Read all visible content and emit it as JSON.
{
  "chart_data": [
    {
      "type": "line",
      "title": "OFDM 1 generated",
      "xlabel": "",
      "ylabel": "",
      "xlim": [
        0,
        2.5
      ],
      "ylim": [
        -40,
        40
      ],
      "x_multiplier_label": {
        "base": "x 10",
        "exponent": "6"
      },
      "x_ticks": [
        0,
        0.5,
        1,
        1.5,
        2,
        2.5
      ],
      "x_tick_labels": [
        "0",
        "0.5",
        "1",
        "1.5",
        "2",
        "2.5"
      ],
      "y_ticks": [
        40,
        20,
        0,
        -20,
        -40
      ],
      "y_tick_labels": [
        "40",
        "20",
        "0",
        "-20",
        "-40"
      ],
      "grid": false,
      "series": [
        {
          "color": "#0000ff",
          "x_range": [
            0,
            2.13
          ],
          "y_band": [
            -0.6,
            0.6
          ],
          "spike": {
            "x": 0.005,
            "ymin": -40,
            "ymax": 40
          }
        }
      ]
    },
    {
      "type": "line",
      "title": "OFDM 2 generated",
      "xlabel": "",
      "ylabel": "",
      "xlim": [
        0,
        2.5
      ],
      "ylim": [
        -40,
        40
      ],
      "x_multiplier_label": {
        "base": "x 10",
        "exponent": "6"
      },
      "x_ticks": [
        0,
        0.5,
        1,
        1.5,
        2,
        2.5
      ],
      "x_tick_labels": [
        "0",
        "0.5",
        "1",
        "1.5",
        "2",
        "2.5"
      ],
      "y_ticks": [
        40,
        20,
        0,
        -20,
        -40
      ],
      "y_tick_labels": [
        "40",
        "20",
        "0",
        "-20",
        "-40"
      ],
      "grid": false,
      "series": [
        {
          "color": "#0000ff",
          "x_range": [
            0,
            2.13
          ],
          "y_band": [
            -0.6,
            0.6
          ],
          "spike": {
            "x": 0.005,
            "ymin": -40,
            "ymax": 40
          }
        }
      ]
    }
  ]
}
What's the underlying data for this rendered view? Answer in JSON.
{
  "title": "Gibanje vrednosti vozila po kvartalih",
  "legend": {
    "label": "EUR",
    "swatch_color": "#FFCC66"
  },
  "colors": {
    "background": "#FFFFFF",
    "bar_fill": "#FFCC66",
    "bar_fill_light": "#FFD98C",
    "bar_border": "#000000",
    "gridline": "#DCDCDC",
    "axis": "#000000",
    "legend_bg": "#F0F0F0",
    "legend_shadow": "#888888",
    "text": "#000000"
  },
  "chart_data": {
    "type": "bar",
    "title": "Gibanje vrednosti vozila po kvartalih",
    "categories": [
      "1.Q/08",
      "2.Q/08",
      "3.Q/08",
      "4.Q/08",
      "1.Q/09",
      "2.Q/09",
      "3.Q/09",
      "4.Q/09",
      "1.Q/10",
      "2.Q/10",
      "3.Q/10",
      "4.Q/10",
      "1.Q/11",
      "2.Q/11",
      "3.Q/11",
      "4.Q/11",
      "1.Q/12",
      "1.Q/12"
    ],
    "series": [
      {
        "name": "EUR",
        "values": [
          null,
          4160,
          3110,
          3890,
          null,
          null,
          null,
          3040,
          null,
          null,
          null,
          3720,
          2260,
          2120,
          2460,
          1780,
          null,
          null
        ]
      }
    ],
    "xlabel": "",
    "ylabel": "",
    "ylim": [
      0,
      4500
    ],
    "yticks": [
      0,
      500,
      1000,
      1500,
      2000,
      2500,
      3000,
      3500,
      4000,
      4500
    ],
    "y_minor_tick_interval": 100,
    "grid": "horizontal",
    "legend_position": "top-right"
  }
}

■ ■ ■ ■ ■

Give only the number of lines that include the word "OFDM".

## EXERCISE OUTPUT
2